Copy, from the entries below, each line where the word "value" can be found.

>> Begin Excerpted records

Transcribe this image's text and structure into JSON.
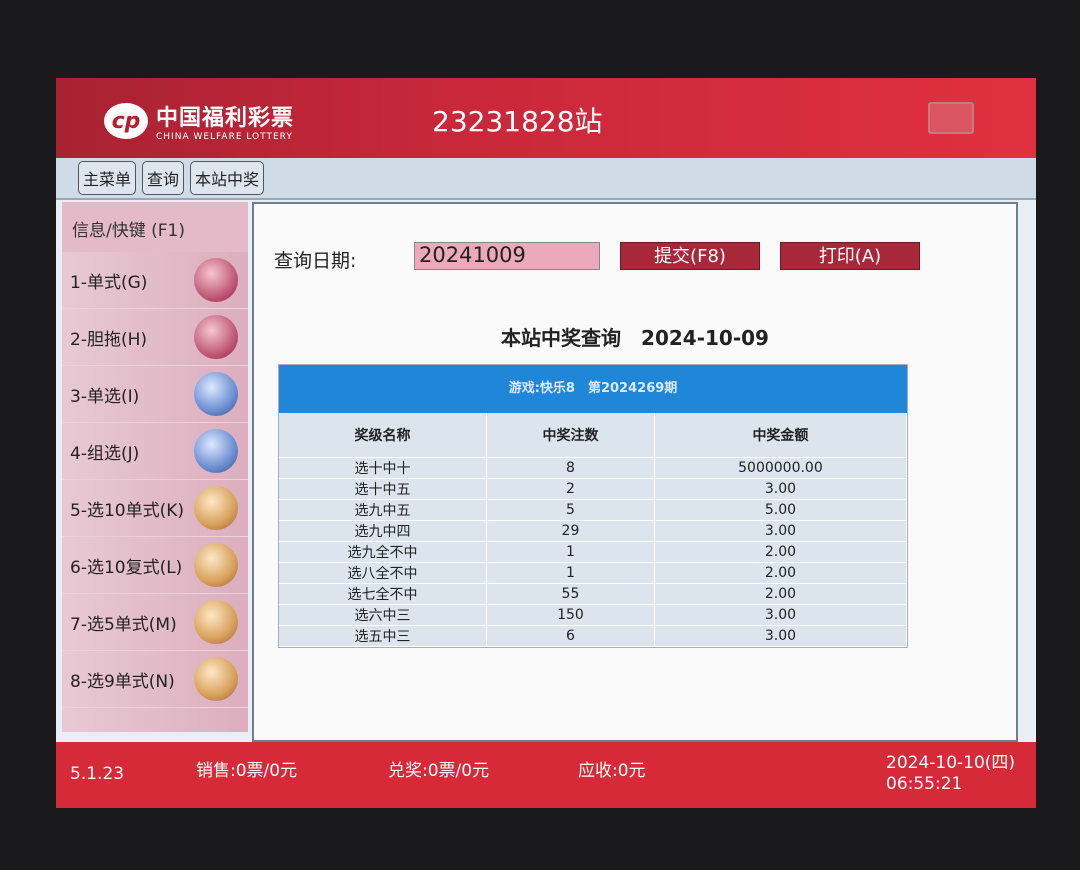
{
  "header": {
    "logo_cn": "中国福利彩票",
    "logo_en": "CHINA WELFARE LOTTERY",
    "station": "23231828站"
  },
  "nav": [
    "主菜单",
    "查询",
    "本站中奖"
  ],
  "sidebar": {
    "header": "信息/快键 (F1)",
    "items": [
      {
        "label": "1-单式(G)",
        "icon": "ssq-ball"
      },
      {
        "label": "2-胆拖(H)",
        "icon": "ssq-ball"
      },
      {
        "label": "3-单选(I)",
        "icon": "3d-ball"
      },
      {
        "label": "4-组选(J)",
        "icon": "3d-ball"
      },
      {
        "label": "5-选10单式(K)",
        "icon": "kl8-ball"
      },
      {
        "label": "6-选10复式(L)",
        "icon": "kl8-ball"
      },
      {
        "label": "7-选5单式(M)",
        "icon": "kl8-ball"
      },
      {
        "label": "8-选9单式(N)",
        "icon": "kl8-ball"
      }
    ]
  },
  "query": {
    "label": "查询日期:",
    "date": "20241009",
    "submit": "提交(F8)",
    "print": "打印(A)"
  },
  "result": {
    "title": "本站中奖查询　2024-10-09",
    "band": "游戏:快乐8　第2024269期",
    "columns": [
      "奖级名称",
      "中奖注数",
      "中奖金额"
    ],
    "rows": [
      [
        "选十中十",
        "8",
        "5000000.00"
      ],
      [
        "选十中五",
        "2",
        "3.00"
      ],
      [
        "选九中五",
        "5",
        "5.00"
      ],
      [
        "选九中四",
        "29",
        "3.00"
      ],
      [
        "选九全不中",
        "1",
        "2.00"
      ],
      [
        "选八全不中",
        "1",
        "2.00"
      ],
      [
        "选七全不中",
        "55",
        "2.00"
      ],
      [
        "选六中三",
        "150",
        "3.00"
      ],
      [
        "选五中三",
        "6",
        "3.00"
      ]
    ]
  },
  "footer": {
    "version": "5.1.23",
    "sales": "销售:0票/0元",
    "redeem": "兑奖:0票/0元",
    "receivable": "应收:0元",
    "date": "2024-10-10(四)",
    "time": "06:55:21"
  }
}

>> End Excerpted records
>> Begin Excerpted records

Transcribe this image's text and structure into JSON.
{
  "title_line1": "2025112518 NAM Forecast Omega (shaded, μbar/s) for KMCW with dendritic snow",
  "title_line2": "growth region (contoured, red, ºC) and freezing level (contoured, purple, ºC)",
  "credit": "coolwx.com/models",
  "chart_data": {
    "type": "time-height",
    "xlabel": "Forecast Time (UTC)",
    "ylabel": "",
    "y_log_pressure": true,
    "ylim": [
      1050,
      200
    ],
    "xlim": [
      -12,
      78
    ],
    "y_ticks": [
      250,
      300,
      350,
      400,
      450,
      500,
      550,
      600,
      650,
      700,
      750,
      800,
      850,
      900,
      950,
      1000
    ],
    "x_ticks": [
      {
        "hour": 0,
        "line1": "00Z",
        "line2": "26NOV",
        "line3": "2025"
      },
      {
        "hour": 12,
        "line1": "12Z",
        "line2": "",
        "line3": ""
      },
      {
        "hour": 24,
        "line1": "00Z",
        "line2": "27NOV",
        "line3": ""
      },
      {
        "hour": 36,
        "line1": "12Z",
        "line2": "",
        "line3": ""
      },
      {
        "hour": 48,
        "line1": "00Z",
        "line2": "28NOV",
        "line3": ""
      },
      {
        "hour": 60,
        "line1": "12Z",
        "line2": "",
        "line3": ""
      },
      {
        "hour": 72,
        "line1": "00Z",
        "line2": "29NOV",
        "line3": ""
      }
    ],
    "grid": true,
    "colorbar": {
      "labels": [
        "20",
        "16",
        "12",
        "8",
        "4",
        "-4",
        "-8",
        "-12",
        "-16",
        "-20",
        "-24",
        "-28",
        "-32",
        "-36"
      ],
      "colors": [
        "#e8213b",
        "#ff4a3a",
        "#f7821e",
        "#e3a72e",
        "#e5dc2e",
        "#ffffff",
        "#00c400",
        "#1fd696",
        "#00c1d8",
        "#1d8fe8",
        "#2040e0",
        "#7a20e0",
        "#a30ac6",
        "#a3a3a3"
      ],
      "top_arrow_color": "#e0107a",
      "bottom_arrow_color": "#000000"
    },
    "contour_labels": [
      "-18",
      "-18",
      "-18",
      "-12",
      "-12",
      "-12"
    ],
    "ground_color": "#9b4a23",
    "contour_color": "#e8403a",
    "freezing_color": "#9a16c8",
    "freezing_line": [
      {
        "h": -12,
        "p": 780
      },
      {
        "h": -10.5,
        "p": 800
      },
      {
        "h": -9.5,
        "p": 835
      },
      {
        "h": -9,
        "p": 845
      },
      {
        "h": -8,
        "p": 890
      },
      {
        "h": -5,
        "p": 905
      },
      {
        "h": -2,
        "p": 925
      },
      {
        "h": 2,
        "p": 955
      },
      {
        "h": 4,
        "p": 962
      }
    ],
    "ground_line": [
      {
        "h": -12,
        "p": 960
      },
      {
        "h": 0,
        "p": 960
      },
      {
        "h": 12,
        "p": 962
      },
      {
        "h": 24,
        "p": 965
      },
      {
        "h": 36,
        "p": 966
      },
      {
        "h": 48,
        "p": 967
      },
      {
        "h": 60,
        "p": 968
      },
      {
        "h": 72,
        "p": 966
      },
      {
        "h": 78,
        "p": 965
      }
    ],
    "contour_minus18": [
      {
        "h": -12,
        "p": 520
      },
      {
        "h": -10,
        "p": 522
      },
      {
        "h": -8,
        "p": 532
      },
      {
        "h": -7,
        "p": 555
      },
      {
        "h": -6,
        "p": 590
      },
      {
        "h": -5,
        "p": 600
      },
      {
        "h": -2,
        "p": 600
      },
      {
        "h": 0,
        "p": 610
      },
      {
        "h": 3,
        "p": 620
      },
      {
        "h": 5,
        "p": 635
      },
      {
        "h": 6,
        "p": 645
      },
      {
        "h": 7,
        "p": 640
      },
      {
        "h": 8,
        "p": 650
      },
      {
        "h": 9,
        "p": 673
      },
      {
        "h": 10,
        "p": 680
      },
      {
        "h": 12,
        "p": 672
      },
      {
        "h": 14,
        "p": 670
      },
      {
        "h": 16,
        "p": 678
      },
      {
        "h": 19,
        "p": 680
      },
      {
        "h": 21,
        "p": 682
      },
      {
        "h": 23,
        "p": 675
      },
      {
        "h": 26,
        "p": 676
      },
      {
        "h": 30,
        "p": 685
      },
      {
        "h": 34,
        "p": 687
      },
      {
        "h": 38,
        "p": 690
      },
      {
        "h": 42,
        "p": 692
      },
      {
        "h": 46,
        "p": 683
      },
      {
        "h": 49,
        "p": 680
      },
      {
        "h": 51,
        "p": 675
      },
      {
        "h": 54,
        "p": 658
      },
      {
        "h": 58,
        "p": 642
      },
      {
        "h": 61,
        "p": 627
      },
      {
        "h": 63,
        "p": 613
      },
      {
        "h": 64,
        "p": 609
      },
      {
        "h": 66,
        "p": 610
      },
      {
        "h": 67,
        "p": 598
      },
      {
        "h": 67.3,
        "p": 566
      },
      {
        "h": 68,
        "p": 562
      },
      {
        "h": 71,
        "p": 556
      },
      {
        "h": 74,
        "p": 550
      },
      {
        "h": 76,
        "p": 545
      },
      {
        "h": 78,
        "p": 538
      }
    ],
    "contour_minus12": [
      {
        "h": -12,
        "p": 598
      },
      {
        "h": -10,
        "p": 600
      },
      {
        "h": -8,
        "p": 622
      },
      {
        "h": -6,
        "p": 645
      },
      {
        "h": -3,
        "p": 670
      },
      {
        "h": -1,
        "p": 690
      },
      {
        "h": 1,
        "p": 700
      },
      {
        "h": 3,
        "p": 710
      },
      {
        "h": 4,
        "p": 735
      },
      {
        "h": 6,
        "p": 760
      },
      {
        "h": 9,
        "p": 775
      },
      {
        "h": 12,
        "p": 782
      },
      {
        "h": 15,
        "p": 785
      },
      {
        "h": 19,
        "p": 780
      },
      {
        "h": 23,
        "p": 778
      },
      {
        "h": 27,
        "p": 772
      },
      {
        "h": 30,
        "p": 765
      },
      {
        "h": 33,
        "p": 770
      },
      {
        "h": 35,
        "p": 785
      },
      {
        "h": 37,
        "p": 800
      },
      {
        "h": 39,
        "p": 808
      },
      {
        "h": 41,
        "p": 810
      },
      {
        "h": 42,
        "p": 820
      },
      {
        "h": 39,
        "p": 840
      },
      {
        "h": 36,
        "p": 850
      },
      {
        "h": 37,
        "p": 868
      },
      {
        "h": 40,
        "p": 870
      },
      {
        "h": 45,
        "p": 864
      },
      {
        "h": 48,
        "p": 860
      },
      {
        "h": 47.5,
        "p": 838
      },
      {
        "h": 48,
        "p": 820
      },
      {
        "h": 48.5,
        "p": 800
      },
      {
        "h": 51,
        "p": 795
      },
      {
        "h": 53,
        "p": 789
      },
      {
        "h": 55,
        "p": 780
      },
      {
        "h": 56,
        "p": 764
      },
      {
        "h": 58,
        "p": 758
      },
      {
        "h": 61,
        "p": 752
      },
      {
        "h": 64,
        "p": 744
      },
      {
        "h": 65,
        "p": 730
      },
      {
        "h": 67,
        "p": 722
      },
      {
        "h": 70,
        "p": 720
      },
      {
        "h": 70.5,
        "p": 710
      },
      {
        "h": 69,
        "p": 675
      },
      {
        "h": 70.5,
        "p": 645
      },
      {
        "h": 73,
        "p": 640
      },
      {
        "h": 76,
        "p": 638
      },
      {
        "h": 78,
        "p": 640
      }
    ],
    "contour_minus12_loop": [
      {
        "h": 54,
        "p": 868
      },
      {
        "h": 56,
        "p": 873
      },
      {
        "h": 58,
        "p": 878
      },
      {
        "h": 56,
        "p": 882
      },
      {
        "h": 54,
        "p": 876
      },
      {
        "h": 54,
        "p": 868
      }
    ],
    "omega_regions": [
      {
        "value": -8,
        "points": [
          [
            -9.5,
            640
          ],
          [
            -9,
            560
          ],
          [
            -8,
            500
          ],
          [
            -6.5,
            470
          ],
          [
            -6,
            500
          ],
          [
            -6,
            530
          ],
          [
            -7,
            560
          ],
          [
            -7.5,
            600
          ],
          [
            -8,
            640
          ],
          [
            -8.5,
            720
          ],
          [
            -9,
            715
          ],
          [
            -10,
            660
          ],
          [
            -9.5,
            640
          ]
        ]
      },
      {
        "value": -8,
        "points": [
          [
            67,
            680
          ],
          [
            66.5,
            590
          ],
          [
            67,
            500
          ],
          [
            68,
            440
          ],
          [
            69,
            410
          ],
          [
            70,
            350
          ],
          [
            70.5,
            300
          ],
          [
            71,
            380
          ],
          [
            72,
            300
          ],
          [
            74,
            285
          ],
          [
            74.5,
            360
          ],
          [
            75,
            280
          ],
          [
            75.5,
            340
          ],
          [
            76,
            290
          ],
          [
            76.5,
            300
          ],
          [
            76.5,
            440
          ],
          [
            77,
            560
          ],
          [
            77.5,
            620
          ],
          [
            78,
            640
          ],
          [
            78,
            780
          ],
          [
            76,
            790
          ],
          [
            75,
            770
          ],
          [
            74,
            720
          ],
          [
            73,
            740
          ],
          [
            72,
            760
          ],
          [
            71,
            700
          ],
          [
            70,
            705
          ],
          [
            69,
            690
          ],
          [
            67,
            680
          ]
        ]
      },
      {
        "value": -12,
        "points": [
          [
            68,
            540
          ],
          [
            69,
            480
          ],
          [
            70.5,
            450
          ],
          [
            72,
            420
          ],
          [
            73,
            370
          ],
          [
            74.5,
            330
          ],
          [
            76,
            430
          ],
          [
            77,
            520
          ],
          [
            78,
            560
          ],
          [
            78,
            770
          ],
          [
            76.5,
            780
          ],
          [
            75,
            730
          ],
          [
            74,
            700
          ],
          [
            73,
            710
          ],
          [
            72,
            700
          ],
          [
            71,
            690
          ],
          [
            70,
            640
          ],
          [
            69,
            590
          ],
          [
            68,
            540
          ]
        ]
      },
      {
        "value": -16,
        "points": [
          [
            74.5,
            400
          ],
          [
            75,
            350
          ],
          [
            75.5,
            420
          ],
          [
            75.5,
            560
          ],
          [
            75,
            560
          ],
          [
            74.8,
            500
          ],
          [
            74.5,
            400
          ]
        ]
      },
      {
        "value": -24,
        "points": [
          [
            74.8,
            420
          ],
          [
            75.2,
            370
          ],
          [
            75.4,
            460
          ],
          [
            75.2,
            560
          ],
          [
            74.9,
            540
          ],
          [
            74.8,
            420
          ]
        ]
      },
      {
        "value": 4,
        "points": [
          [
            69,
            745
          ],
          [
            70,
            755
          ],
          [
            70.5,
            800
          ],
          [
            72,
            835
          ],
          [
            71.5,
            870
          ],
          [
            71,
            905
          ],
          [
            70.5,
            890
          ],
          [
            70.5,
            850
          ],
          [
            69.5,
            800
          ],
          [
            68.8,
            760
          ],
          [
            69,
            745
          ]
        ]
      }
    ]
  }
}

>> End Excerpted records

▶ Response to the exercise:
        "value": -8,
        "value": -8,
        "value": -12,
        "value": -16,
        "value": -24,
        "value": 4,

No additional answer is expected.